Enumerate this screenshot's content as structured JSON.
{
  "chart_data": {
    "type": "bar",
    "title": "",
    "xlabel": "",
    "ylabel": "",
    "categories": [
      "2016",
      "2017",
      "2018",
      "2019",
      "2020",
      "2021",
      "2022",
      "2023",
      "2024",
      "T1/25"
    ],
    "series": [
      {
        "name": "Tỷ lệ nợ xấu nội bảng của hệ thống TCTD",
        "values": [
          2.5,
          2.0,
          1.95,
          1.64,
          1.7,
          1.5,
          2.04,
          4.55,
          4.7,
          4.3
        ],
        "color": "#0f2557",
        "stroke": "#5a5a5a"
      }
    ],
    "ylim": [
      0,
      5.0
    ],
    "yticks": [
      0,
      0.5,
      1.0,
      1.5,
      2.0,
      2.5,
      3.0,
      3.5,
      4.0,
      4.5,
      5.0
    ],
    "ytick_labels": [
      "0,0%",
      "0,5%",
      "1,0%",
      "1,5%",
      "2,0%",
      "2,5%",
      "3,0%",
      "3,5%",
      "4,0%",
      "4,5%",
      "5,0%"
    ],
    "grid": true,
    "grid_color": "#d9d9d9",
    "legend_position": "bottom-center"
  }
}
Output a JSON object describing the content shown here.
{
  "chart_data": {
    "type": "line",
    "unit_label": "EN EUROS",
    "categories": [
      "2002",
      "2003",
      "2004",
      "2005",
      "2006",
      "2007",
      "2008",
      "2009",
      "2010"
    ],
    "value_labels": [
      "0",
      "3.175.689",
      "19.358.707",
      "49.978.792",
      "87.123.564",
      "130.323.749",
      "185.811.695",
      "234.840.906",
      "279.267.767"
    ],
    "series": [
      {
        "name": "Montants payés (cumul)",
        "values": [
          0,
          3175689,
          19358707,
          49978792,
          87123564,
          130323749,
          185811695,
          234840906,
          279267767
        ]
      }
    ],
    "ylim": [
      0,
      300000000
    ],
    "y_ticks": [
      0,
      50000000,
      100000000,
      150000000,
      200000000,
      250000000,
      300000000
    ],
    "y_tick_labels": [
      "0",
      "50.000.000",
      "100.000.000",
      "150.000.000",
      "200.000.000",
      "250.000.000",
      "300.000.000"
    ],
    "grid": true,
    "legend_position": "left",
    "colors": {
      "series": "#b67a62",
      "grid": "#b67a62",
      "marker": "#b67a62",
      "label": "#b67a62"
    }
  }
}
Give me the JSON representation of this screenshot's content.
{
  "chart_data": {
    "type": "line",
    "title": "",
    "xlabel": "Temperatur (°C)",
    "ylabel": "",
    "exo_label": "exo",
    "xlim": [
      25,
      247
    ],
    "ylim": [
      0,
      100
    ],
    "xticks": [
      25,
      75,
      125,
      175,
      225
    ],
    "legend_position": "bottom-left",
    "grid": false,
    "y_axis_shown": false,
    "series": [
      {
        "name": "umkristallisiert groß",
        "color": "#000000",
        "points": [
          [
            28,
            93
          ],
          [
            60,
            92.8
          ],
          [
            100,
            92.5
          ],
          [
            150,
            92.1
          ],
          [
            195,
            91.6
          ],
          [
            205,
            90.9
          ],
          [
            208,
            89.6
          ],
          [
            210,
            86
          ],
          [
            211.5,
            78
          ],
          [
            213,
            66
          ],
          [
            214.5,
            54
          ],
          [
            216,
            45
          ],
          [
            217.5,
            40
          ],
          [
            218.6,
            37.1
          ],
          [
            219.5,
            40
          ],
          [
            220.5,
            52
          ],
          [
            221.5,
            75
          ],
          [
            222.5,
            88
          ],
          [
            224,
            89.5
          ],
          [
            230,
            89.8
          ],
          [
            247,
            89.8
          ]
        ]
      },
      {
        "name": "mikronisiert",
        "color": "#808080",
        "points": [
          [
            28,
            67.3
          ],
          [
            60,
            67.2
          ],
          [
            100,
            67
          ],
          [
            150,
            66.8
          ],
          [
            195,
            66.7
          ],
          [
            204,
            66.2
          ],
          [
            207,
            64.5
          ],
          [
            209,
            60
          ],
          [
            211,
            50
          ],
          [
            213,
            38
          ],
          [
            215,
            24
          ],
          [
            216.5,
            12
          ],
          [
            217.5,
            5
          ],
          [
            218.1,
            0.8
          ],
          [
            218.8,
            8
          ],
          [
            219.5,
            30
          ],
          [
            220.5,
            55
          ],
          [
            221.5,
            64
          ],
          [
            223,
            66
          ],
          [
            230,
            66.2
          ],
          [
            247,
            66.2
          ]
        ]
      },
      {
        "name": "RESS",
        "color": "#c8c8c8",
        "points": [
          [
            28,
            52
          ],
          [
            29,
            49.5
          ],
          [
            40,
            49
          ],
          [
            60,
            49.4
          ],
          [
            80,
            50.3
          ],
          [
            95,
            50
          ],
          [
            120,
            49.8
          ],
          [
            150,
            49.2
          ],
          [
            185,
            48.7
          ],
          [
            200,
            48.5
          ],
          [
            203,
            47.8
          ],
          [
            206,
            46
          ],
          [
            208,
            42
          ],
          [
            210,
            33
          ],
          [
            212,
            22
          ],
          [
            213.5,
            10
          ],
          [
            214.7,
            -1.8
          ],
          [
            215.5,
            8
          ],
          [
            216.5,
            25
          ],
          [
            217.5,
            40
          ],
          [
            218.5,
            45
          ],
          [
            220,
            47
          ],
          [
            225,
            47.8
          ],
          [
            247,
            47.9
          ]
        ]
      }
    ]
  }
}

__________________________________________________

**WORK TO COMPLETE**
Restate each record word for word.

**OUTPUT BELOW**
Enumerate this screenshot's content as structured JSON.
{
  "chart_data": {
    "type": "bar",
    "title": "",
    "xlabel": "",
    "ylabel": "",
    "categories": [
      "2016",
      "2017",
      "2018",
      "2019",
      "2020",
      "2021",
      "2022",
      "2023",
      "2024",
      "T1/25"
    ],
    "series": [
      {
        "name": "Tỷ lệ nợ xấu nội bảng của hệ thống TCTD",
        "values": [
          2.5,
          2.0,
          1.95,
          1.64,
          1.7,
          1.5,
          2.04,
          4.55,
          4.7,
          4.3
        ],
        "color": "#0f2557",
        "stroke": "#5a5a5a"
      }
    ],
    "ylim": [
      0,
      5.0
    ],
    "yticks": [
      0,
      0.5,
      1.0,
      1.5,
      2.0,
      2.5,
      3.0,
      3.5,
      4.0,
      4.5,
      5.0
    ],
    "ytick_labels": [
      "0,0%",
      "0,5%",
      "1,0%",
      "1,5%",
      "2,0%",
      "2,5%",
      "3,0%",
      "3,5%",
      "4,0%",
      "4,5%",
      "5,0%"
    ],
    "grid": true,
    "grid_color": "#d9d9d9",
    "legend_position": "bottom-center"
  }
}
Output a JSON object describing the content shown here.
{
  "chart_data": {
    "type": "line",
    "unit_label": "EN EUROS",
    "categories": [
      "2002",
      "2003",
      "2004",
      "2005",
      "2006",
      "2007",
      "2008",
      "2009",
      "2010"
    ],
    "value_labels": [
      "0",
      "3.175.689",
      "19.358.707",
      "49.978.792",
      "87.123.564",
      "130.323.749",
      "185.811.695",
      "234.840.906",
      "279.267.767"
    ],
    "series": [
      {
        "name": "Montants payés (cumul)",
        "values": [
          0,
          3175689,
          19358707,
          49978792,
          87123564,
          130323749,
          185811695,
          234840906,
          279267767
        ]
      }
    ],
    "ylim": [
      0,
      300000000
    ],
    "y_ticks": [
      0,
      50000000,
      100000000,
      150000000,
      200000000,
      250000000,
      300000000
    ],
    "y_tick_labels": [
      "0",
      "50.000.000",
      "100.000.000",
      "150.000.000",
      "200.000.000",
      "250.000.000",
      "300.000.000"
    ],
    "grid": true,
    "legend_position": "left",
    "colors": {
      "series": "#b67a62",
      "grid": "#b67a62",
      "marker": "#b67a62",
      "label": "#b67a62"
    }
  }
}
Give me the JSON representation of this screenshot's content.
{
  "chart_data": {
    "type": "line",
    "title": "",
    "xlabel": "Temperatur (°C)",
    "ylabel": "",
    "exo_label": "exo",
    "xlim": [
      25,
      247
    ],
    "ylim": [
      0,
      100
    ],
    "xticks": [
      25,
      75,
      125,
      175,
      225
    ],
    "legend_position": "bottom-left",
    "grid": false,
    "y_axis_shown": false,
    "series": [
      {
        "name": "umkristallisiert groß",
        "color": "#000000",
        "points": [
          [
            28,
            93
          ],
          [
            60,
            92.8
          ],
          [
            100,
            92.5
          ],
          [
            150,
            92.1
          ],
          [
            195,
            91.6
          ],
          [
            205,
            90.9
          ],
          [
            208,
            89.6
          ],
          [
            210,
            86
          ],
          [
            211.5,
            78
          ],
          [
            213,
            66
          ],
          [
            214.5,
            54
          ],
          [
            216,
            45
          ],
          [
            217.5,
            40
          ],
          [
            218.6,
            37.1
          ],
          [
            219.5,
            40
          ],
          [
            220.5,
            52
          ],
          [
            221.5,
            75
          ],
          [
            222.5,
            88
          ],
          [
            224,
            89.5
          ],
          [
            230,
            89.8
          ],
          [
            247,
            89.8
          ]
        ]
      },
      {
        "name": "mikronisiert",
        "color": "#808080",
        "points": [
          [
            28,
            67.3
          ],
          [
            60,
            67.2
          ],
          [
            100,
            67
          ],
          [
            150,
            66.8
          ],
          [
            195,
            66.7
          ],
          [
            204,
            66.2
          ],
          [
            207,
            64.5
          ],
          [
            209,
            60
          ],
          [
            211,
            50
          ],
          [
            213,
            38
          ],
          [
            215,
            24
          ],
          [
            216.5,
            12
          ],
          [
            217.5,
            5
          ],
          [
            218.1,
            0.8
          ],
          [
            218.8,
            8
          ],
          [
            219.5,
            30
          ],
          [
            220.5,
            55
          ],
          [
            221.5,
            64
          ],
          [
            223,
            66
          ],
          [
            230,
            66.2
          ],
          [
            247,
            66.2
          ]
        ]
      },
      {
        "name": "RESS",
        "color": "#c8c8c8",
        "points": [
          [
            28,
            52
          ],
          [
            29,
            49.5
          ],
          [
            40,
            49
          ],
          [
            60,
            49.4
          ],
          [
            80,
            50.3
          ],
          [
            95,
            50
          ],
          [
            120,
            49.8
          ],
          [
            150,
            49.2
          ],
          [
            185,
            48.7
          ],
          [
            200,
            48.5
          ],
          [
            203,
            47.8
          ],
          [
            206,
            46
          ],
          [
            208,
            42
          ],
          [
            210,
            33
          ],
          [
            212,
            22
          ],
          [
            213.5,
            10
          ],
          [
            214.7,
            -1.8
          ],
          [
            215.5,
            8
          ],
          [
            216.5,
            25
          ],
          [
            217.5,
            40
          ],
          [
            218.5,
            45
          ],
          [
            220,
            47
          ],
          [
            225,
            47.8
          ],
          [
            247,
            47.9
          ]
        ]
      }
    ]
  }
}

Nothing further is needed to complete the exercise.